Records for this exercise:
· · · · ·

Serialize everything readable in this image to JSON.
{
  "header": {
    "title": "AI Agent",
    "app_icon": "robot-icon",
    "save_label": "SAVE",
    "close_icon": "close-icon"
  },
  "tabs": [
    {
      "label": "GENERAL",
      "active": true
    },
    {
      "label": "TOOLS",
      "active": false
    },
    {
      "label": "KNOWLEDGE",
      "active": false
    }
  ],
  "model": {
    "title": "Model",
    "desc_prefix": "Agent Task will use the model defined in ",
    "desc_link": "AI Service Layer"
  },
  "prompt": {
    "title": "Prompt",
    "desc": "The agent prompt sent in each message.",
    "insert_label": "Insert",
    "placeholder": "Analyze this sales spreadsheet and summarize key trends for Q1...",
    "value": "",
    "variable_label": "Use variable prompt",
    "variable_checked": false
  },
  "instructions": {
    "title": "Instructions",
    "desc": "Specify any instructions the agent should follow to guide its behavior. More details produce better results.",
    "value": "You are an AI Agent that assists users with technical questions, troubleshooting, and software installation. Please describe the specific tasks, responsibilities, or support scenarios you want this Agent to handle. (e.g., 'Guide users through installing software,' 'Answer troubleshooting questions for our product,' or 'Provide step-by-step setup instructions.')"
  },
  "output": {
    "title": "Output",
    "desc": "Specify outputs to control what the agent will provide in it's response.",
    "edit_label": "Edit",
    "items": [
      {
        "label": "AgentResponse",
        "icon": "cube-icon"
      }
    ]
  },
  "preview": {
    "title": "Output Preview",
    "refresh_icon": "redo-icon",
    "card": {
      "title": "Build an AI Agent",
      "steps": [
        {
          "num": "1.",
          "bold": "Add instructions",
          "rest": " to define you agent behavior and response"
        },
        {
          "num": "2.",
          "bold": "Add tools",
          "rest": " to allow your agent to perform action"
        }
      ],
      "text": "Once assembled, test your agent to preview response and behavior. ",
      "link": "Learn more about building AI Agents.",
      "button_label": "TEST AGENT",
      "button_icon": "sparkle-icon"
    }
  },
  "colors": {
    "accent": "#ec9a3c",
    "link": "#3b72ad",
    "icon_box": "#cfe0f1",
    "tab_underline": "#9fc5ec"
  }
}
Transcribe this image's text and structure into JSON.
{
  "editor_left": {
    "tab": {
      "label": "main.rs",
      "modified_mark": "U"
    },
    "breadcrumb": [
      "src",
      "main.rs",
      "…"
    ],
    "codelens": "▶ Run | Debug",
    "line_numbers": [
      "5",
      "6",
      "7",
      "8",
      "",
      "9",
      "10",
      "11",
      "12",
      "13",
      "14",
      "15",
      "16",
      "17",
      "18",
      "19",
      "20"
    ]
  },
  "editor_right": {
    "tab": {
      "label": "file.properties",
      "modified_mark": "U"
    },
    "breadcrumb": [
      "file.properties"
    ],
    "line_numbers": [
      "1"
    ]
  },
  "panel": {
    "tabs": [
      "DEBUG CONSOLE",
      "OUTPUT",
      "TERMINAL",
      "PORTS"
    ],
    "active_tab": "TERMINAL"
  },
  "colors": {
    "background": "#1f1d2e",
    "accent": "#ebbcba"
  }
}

· · · · ·

Problem details: Using the records above, please retype only the run of lines from the line holding "Transcribe this image's" through the last line, both ends included.

Response to the exercise:
Transcribe this image's text and structure into JSON.
{
  "editor_left": {
    "tab": {
      "label": "main.rs",
      "modified_mark": "U"
    },
    "breadcrumb": [
      "src",
      "main.rs",
      "…"
    ],
    "codelens": "▶ Run | Debug",
    "line_numbers": [
      "5",
      "6",
      "7",
      "8",
      "",
      "9",
      "10",
      "11",
      "12",
      "13",
      "14",
      "15",
      "16",
      "17",
      "18",
      "19",
      "20"
    ]
  },
  "editor_right": {
    "tab": {
      "label": "file.properties",
      "modified_mark": "U"
    },
    "breadcrumb": [
      "file.properties"
    ],
    "line_numbers": [
      "1"
    ]
  },
  "panel": {
    "tabs": [
      "DEBUG CONSOLE",
      "OUTPUT",
      "TERMINAL",
      "PORTS"
    ],
    "active_tab": "TERMINAL"
  },
  "colors": {
    "background": "#1f1d2e",
    "accent": "#ebbcba"
  }
}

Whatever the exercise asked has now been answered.